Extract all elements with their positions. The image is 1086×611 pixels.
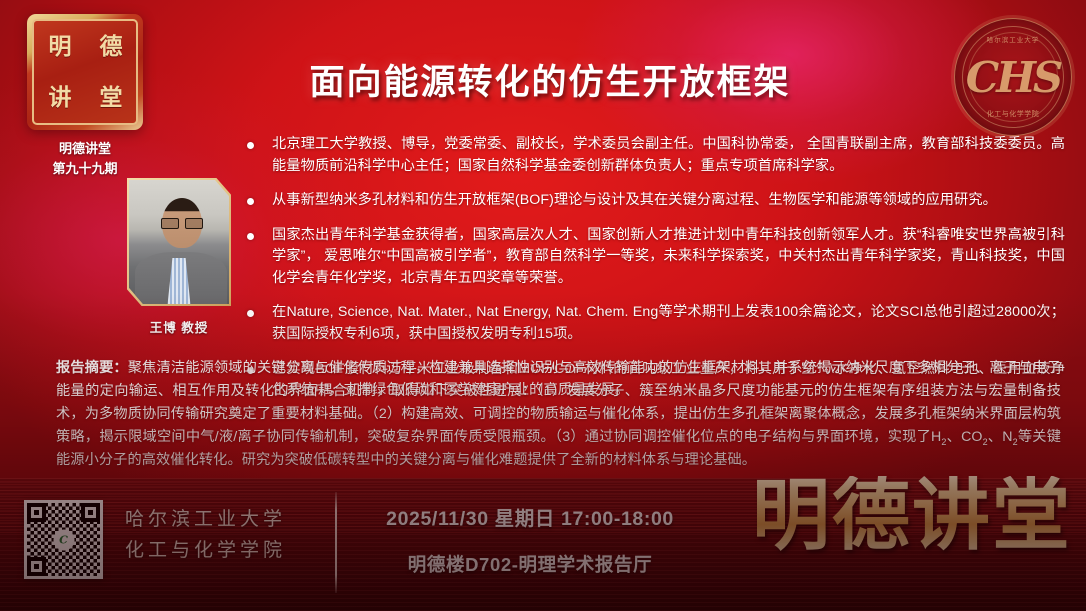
seal-inner: 明 德 讲 堂 (32, 19, 138, 125)
list-item: 国家杰出青年科学基金获得者，国家高层次人才、国家创新人才推进计划中青年科技创新领… (247, 225, 1065, 290)
abstract-label: 报告摘要： (56, 360, 128, 376)
qr-finder-top-right (81, 503, 100, 522)
bullet-dot-icon (247, 198, 254, 205)
bullet-dot-icon (247, 310, 254, 317)
bullet-text: 国家杰出青年科学基金获得者，国家高层次人才、国家创新人才推进计划中青年科技创新领… (272, 225, 1065, 290)
speaker-photo (129, 180, 229, 304)
university-emblem-icon: 哈尔滨工业大学 CHS 化工与化学学院 (954, 18, 1072, 136)
qr-code[interactable]: C (24, 500, 103, 579)
emblem-bottom-text: 化工与化学学院 (955, 109, 1071, 119)
seal-char-1: 明 (49, 35, 71, 58)
seal-char-4: 堂 (100, 86, 122, 109)
speaker-photo-frame (127, 178, 231, 306)
seal-caption-line-2: 第九十九期 (24, 159, 146, 179)
bullet-dot-icon (247, 233, 254, 240)
seal-caption: 明德讲堂 第九十九期 (24, 139, 146, 178)
event-date: 2025/11/30 星期日 17:00-18:00 (370, 502, 690, 531)
formula-separator-1: 、 (947, 429, 962, 445)
seal-logo-block: 明 德 讲 堂 明德讲堂 第九十九期 (24, 14, 146, 178)
bullet-text: 在Nature, Science, Nat. Mater., Nat Energ… (272, 302, 1065, 345)
speaker-block: 王博 教授 (127, 178, 231, 336)
bullet-dot-icon (247, 142, 254, 149)
glasses-icon (161, 218, 203, 227)
abstract-body-part-1: 聚焦清洁能源领域的关键分离与催化传质过程，构建兼具选择性识别与高效传输能力的仿生… (56, 360, 1061, 445)
university-name-line-2: 化工与化学学院 (125, 535, 286, 566)
speaker-name: 王博 教授 (127, 317, 231, 336)
abstract-section: 报告摘要：聚焦清洁能源领域的关键分离与催化传质过程，构建兼具选择性识别与高效传输… (56, 357, 1061, 472)
list-item: 北京理工大学教授、博导，党委常委、副校长，学术委员会副主任。中国科协常委， 全国… (247, 134, 1065, 177)
university-name: 哈尔滨工业大学 化工与化学学院 (125, 504, 286, 567)
bullet-text: 北京理工大学教授、博导，党委常委、副校长，学术委员会副主任。中国科协常委， 全国… (272, 134, 1065, 177)
qr-code-pattern: C (27, 503, 100, 576)
formula-separator-2: 、 (988, 429, 1003, 445)
formula-n2: N (1002, 429, 1012, 445)
poster-root: 明 德 讲 堂 明德讲堂 第九十九期 哈尔滨工业大学 CHS 化工与化学学院 面… (0, 0, 1086, 611)
university-name-line-1: 哈尔滨工业大学 (125, 504, 286, 535)
seal-char-2: 德 (100, 35, 122, 58)
bullet-text: 从事新型纳米多孔材料和仿生开放框架(BOF)理论与设计及其在关键分离过程、生物医… (272, 190, 1065, 212)
emblem-top-text: 哈尔滨工业大学 (955, 34, 1071, 44)
page-title: 面向能源转化的仿生开放框架 (180, 54, 920, 105)
seal-caption-line-1: 明德讲堂 (24, 139, 146, 159)
seal-char-3: 讲 (49, 86, 71, 109)
seal-icon: 明 德 讲 堂 (27, 14, 143, 130)
footer-divider (335, 492, 337, 593)
list-item: 在Nature, Science, Nat. Mater., Nat Energ… (247, 302, 1065, 345)
qr-center-logo-icon: C (53, 529, 74, 550)
emblem-monogram: CHS (966, 53, 1060, 102)
event-venue: 明德楼D702-明理学术报告厅 (370, 551, 690, 577)
list-item: 从事新型纳米多孔材料和仿生开放框架(BOF)理论与设计及其在关键分离过程、生物医… (247, 190, 1065, 212)
formula-co2: CO (961, 429, 982, 445)
brand-wordmark: 明德讲堂 (752, 476, 1072, 554)
formula-h2: H (931, 429, 941, 445)
qr-finder-top-left (27, 503, 46, 522)
event-info: 2025/11/30 星期日 17:00-18:00 明德楼D702-明理学术报… (370, 502, 690, 577)
qr-finder-bottom-left (27, 557, 46, 576)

======

§ **TASK**
Count the lines in the material above that contain the string "中国科协常委", and give only the number.

§ **EXERCISE RESPONSE**
2